Rows from a dataset:

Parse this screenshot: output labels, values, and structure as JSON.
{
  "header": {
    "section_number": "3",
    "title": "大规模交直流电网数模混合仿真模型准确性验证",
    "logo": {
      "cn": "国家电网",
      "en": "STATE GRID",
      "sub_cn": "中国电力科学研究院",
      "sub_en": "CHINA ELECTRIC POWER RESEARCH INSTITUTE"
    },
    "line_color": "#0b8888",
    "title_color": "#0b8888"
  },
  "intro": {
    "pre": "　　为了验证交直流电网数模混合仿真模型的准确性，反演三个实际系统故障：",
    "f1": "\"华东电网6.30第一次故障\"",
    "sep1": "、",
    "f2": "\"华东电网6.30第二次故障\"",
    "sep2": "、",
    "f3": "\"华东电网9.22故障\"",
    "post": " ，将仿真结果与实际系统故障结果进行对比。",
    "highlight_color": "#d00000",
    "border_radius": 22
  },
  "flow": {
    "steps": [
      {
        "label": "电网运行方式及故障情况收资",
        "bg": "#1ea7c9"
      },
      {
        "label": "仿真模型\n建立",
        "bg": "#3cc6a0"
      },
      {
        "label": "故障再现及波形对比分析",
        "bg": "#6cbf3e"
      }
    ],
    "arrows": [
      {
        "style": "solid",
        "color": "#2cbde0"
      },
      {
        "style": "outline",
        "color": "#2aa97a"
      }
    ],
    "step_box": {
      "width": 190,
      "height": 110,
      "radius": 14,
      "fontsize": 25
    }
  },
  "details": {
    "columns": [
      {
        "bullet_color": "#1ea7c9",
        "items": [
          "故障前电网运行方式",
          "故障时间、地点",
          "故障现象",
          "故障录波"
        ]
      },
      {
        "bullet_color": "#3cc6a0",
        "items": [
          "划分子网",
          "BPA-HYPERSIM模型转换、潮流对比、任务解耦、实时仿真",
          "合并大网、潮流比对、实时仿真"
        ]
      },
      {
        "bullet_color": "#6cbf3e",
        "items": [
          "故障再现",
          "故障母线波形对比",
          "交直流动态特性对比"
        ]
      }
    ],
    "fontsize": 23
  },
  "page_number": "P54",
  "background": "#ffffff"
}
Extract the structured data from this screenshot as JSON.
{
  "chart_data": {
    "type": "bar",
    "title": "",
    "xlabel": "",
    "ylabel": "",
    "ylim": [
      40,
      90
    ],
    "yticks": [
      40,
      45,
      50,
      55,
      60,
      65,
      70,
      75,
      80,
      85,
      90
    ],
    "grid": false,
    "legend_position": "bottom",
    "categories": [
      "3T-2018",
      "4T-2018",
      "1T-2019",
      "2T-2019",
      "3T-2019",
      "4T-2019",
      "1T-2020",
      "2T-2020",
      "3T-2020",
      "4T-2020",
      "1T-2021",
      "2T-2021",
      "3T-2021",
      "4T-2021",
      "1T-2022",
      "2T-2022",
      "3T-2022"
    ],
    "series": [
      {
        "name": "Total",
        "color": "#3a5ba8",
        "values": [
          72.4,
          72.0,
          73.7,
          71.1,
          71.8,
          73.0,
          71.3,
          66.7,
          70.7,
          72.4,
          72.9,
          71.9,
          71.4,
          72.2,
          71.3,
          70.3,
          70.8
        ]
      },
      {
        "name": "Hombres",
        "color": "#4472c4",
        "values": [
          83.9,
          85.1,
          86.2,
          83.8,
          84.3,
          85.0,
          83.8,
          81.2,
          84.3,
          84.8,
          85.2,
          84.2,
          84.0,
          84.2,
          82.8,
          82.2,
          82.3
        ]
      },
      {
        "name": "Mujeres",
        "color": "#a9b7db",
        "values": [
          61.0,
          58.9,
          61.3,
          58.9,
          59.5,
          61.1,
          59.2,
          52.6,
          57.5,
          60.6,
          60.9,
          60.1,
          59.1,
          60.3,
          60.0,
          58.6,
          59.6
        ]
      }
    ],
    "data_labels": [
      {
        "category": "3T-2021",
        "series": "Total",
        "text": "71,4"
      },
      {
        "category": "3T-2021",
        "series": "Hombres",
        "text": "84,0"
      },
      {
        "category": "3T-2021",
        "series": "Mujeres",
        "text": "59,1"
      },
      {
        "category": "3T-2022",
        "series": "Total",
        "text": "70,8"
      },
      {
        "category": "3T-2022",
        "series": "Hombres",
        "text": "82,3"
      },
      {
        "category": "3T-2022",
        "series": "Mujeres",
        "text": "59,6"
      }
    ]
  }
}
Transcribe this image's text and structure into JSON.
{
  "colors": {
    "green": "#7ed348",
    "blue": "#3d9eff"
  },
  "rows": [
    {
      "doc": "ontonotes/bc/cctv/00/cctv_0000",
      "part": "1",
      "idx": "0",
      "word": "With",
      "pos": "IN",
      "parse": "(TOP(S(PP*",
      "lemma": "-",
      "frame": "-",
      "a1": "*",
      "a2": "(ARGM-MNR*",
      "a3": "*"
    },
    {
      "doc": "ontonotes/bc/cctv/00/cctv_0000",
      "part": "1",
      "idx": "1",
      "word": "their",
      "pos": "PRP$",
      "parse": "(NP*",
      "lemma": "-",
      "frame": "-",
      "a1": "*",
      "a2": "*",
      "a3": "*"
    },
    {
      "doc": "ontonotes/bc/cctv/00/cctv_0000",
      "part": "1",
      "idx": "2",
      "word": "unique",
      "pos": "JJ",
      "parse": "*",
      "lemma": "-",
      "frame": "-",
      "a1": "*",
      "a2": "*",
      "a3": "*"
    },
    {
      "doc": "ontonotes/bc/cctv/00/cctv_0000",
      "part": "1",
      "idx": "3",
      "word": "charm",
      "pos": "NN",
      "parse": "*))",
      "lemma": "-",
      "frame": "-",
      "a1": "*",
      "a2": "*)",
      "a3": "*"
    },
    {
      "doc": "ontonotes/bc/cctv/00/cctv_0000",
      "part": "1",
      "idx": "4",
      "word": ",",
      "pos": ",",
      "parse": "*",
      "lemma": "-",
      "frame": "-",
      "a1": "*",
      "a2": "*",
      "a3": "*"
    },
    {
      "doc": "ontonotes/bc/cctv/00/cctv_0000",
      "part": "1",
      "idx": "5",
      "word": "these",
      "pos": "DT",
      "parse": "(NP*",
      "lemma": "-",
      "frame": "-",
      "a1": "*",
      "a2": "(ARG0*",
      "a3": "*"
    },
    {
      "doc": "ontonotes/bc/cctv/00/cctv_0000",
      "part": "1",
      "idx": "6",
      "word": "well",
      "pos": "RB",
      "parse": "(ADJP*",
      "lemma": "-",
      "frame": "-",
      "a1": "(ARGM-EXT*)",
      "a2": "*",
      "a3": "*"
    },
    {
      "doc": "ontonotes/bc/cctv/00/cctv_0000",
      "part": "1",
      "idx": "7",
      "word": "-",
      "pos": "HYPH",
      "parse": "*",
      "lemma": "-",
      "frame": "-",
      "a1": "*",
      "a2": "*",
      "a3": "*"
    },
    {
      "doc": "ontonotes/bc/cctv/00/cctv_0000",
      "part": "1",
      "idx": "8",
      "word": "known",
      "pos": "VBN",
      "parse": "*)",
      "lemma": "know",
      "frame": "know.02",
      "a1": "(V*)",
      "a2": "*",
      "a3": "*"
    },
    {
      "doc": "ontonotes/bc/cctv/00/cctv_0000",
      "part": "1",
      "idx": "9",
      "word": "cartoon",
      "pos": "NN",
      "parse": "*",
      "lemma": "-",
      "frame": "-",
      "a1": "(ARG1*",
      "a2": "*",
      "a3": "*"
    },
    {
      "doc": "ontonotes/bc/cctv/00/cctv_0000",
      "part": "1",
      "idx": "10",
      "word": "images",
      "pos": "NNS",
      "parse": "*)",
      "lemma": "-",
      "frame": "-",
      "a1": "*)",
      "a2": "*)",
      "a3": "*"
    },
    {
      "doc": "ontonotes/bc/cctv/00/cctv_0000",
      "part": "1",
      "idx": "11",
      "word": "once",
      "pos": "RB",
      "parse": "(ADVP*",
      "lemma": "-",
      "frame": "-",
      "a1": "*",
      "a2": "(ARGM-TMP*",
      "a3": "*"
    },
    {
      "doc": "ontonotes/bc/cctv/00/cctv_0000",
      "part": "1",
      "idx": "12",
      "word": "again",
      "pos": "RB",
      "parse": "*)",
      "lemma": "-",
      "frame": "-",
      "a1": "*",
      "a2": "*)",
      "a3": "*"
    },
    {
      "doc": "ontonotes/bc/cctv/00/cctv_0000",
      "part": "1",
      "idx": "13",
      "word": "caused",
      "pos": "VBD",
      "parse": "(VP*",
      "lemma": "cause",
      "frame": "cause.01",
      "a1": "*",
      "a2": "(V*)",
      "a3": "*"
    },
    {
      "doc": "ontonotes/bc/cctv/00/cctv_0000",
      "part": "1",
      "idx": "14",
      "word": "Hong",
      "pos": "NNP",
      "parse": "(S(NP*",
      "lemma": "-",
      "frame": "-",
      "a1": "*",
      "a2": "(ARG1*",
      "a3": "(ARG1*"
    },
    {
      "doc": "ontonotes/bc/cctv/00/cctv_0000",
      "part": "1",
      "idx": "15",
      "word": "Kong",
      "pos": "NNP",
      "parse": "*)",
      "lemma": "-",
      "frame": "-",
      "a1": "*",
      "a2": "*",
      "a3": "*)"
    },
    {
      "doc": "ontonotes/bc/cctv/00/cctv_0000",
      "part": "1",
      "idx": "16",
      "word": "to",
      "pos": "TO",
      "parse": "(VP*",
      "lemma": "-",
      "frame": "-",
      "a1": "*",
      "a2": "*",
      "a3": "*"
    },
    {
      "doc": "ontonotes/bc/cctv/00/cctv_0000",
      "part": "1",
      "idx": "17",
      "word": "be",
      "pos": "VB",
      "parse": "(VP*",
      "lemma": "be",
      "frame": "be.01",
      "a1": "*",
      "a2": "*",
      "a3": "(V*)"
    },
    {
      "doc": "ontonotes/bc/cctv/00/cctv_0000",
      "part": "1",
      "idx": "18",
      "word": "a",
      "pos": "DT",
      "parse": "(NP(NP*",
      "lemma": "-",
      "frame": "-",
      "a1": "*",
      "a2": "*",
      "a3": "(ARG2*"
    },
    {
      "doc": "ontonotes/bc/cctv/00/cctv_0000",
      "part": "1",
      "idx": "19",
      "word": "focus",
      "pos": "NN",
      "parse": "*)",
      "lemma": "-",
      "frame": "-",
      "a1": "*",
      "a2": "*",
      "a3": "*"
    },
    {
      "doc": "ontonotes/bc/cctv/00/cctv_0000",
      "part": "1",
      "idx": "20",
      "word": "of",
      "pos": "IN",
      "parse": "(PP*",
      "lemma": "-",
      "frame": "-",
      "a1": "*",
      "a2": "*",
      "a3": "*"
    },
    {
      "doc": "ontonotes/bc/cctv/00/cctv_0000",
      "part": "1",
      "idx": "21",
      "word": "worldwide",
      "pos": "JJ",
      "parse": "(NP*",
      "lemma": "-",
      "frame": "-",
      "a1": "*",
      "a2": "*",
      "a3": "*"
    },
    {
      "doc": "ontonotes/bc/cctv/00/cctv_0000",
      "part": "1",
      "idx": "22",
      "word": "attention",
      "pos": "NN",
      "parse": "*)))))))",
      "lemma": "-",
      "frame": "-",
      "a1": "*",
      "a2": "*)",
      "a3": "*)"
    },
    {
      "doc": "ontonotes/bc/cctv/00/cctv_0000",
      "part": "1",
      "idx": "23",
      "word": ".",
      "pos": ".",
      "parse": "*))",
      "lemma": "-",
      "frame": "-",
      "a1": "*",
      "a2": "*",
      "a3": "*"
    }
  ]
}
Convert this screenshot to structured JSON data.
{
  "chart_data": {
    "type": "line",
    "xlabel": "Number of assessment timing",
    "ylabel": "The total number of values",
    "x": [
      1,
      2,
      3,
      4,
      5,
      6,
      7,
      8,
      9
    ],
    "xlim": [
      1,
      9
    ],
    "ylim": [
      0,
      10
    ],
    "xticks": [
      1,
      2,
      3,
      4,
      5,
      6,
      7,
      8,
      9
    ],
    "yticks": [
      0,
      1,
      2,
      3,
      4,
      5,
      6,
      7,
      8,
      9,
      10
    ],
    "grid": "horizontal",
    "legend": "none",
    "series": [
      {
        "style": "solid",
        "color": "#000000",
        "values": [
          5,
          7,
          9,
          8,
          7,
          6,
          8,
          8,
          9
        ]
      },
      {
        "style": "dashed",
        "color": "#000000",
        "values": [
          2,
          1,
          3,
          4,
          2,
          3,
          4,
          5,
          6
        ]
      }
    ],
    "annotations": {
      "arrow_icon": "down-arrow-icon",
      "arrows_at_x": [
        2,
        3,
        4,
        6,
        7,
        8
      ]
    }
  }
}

Written exercise —
Scan the listing above for the word "JSON" and copy every line that holds it.

Finished task —
Parse this screenshot: output labels, values, and structure as JSON.
Extract the structured data from this screenshot as JSON.
Transcribe this image's text and structure into JSON.
Convert this screenshot to structured JSON data.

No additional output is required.